**WHAT TO WORK ON:** Write out all the entries word for word, but skip any images.

─── RECORDED DATA

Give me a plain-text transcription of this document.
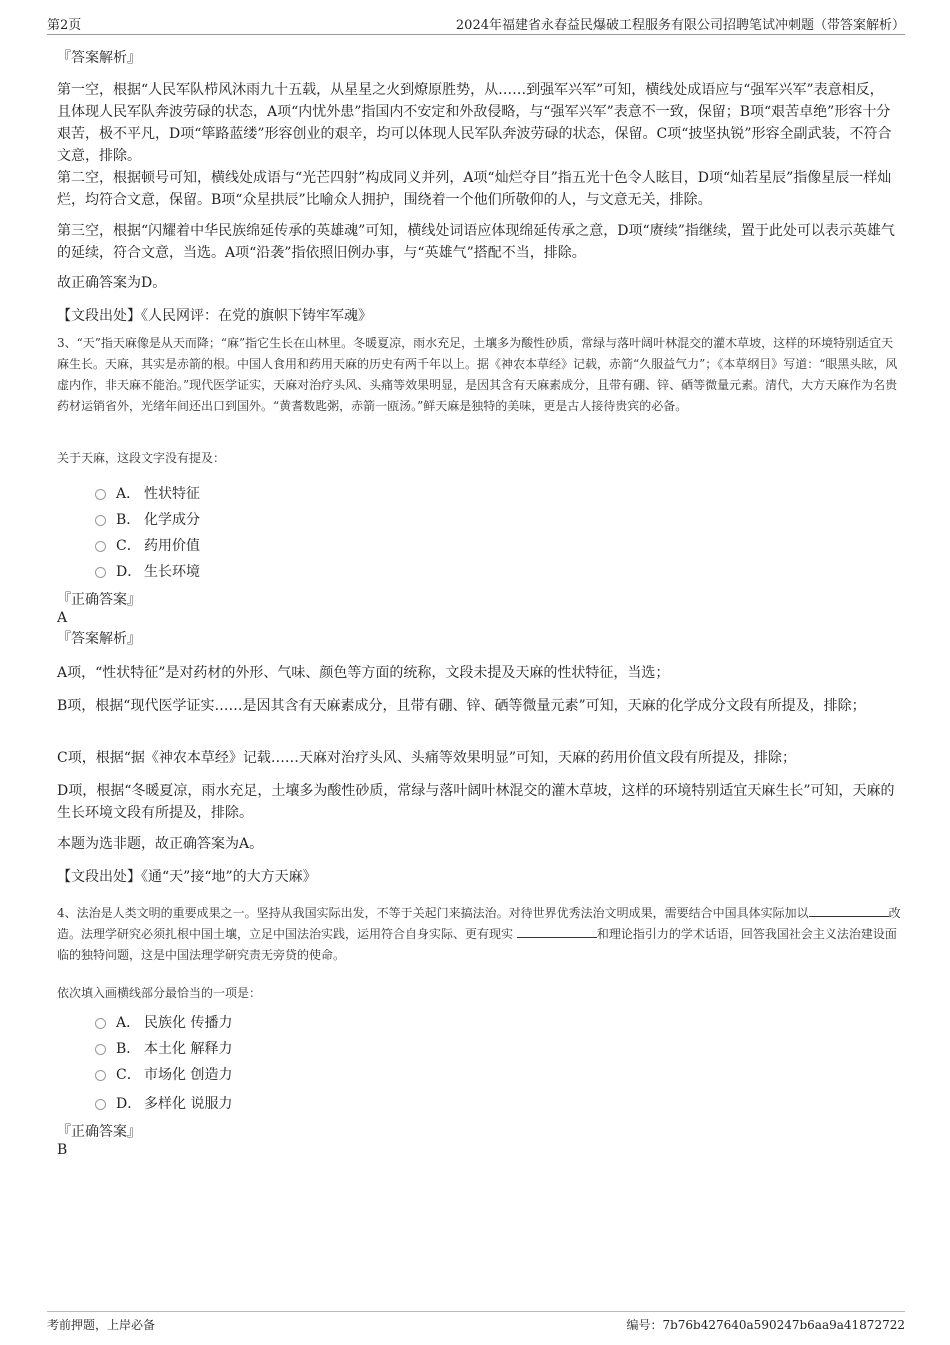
第2页	2024年福建省永春益民爆破工程服务有限公司招聘笔试冲刺题（带答案解析）

『答案解析』

第一空，根据“人民军队栉风沐雨九十五载，从星星之火到燎原胜势，从……到强军兴军”可知，横线处成语应与“强军兴军”表意相反，且体现人民军队奔波劳碌的状态，A项“内忧外患”指国内不安定和外敌侵略，与“强军兴军”表意不一致，保留；B项“艰苦卓绝”形容十分艰苦，极不平凡，D项“筚路蓝缕”形容创业的艰辛，均可以体现人民军队奔波劳碌的状态，保留。C项“披坚执锐”形容全副武装，不符合文意，排除。

第二空，根据顿号可知，横线处成语与“光芒四射”构成同义并列，A项“灿烂夺目”指五光十色令人眩目，D项“灿若星辰”指像星辰一样灿烂，均符合文意，保留。B项“众星拱辰”比喻众人拥护，围绕着一个他们所敬仰的人，与文意无关，排除。

第三空，根据“闪耀着中华民族绵延传承的英雄魂”可知，横线处词语应体现绵延传承之意，D项“赓续”指继续，置于此处可以表示英雄气的延续，符合文意，当选。A项“沿袭”指依照旧例办事，与“英雄气”搭配不当，排除。

故正确答案为D。

【文段出处】《人民网评：在党的旗帜下铸牢军魂》

3、“天”指天麻像是从天而降；“麻”指它生长在山林里。冬暖夏凉，雨水充足，土壤多为酸性砂质，常绿与落叶阔叶林混交的灌木草坡，这样的环境特别适宜天麻生长。天麻，其实是赤箭的根。中国人食用和药用天麻的历史有两千年以上。据《神农本草经》记载，赤箭“久服益气力”；《本草纲目》写道：“眼黑头眩，风虚内作，非天麻不能治。”现代医学证实，天麻对治疗头风、头痛等效果明显，是因其含有天麻素成分，且带有硼、锌、硒等微量元素。清代，大方天麻作为名贵药材运销省外，光绪年间还出口到国外。“黄耆数匙粥，赤箭一瓯汤。”鲜天麻是独特的美味，更是古人接待贵宾的必备。

关于天麻，这段文字没有提及：

A． 性状特征
B． 化学成分
C． 药用价值
D． 生长环境

『正确答案』

A

『答案解析』

A项，“性状特征”是对药材的外形、气味、颜色等方面的统称，文段未提及天麻的性状特征，当选；

B项，根据“现代医学证实……是因其含有天麻素成分，且带有硼、锌、硒等微量元素”可知，天麻的化学成分文段有所提及，排除；

C项，根据“据《神农本草经》记载……天麻对治疗头风、头痛等效果明显”可知，天麻的药用价值文段有所提及，排除；

D项，根据“冬暖夏凉，雨水充足，土壤多为酸性砂质，常绿与落叶阔叶林混交的灌木草坡，这样的环境特别适宜天麻生长”可知，天麻的生长环境文段有所提及，排除。

本题为选非题，故正确答案为A。

【文段出处】《通“天”接“地”的大方天麻》

4、法治是人类文明的重要成果之一。坚持从我国实际出发，不等于关起门来搞法治。对待世界优秀法治文明成果，需要结合中国具体实际加以	改造。法理学研究必须扎根中国土壤，立足中国法治实践，运用符合自身实际、更有现实	和理论指引力的学术话语，回答我国社会主义法治建设面临的独特问题，这是中国法理学研究责无旁贷的使命。

依次填入画横线部分最恰当的一项是：

A． 民族化 传播力
B． 本土化 解释力
C． 市场化 创造力
D． 多样化 说服力

『正确答案』

B

考前押题，上岸必备	编号：7b76b427640a590247b6aa9a41872722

──────

**EXERCISE ANSWER:**
Give me a plain-text transcription of this document.
第2页	2024年福建省永春益民爆破工程服务有限公司招聘笔试冲刺题（带答案解析）

『答案解析』

第一空，根据“人民军队栉风沐雨九十五载，从星星之火到燎原胜势，从……到强军兴军”可知，横线处成语应与“强军兴军”表意相反，且体现人民军队奔波劳碌的状态，A项“内忧外患”指国内不安定和外敌侵略，与“强军兴军”表意不一致，保留；B项“艰苦卓绝”形容十分艰苦，极不平凡，D项“筚路蓝缕”形容创业的艰辛，均可以体现人民军队奔波劳碌的状态，保留。C项“披坚执锐”形容全副武装，不符合文意，排除。

第二空，根据顿号可知，横线处成语与“光芒四射”构成同义并列，A项“灿烂夺目”指五光十色令人眩目，D项“灿若星辰”指像星辰一样灿烂，均符合文意，保留。B项“众星拱辰”比喻众人拥护，围绕着一个他们所敬仰的人，与文意无关，排除。

第三空，根据“闪耀着中华民族绵延传承的英雄魂”可知，横线处词语应体现绵延传承之意，D项“赓续”指继续，置于此处可以表示英雄气的延续，符合文意，当选。A项“沿袭”指依照旧例办事，与“英雄气”搭配不当，排除。

故正确答案为D。

【文段出处】《人民网评：在党的旗帜下铸牢军魂》

3、“天”指天麻像是从天而降；“麻”指它生长在山林里。冬暖夏凉，雨水充足，土壤多为酸性砂质，常绿与落叶阔叶林混交的灌木草坡，这样的环境特别适宜天麻生长。天麻，其实是赤箭的根。中国人食用和药用天麻的历史有两千年以上。据《神农本草经》记载，赤箭“久服益气力”；《本草纲目》写道：“眼黑头眩，风虚内作，非天麻不能治。”现代医学证实，天麻对治疗头风、头痛等效果明显，是因其含有天麻素成分，且带有硼、锌、硒等微量元素。清代，大方天麻作为名贵药材运销省外，光绪年间还出口到国外。“黄耆数匙粥，赤箭一瓯汤。”鲜天麻是独特的美味，更是古人接待贵宾的必备。

关于天麻，这段文字没有提及：

A． 性状特征
B． 化学成分
C． 药用价值
D． 生长环境

『正确答案』

A

『答案解析』

A项，“性状特征”是对药材的外形、气味、颜色等方面的统称，文段未提及天麻的性状特征，当选；

B项，根据“现代医学证实……是因其含有天麻素成分，且带有硼、锌、硒等微量元素”可知，天麻的化学成分文段有所提及，排除；

C项，根据“据《神农本草经》记载……天麻对治疗头风、头痛等效果明显”可知，天麻的药用价值文段有所提及，排除；

D项，根据“冬暖夏凉，雨水充足，土壤多为酸性砂质，常绿与落叶阔叶林混交的灌木草坡，这样的环境特别适宜天麻生长”可知，天麻的生长环境文段有所提及，排除。

本题为选非题，故正确答案为A。

【文段出处】《通“天”接“地”的大方天麻》

4、法治是人类文明的重要成果之一。坚持从我国实际出发，不等于关起门来搞法治。对待世界优秀法治文明成果，需要结合中国具体实际加以	改造。法理学研究必须扎根中国土壤，立足中国法治实践，运用符合自身实际、更有现实	和理论指引力的学术话语，回答我国社会主义法治建设面临的独特问题，这是中国法理学研究责无旁贷的使命。

依次填入画横线部分最恰当的一项是：

A． 民族化 传播力
B． 本土化 解释力
C． 市场化 创造力
D． 多样化 说服力

『正确答案』

B

考前押题，上岸必备	编号：7b76b427640a590247b6aa9a41872722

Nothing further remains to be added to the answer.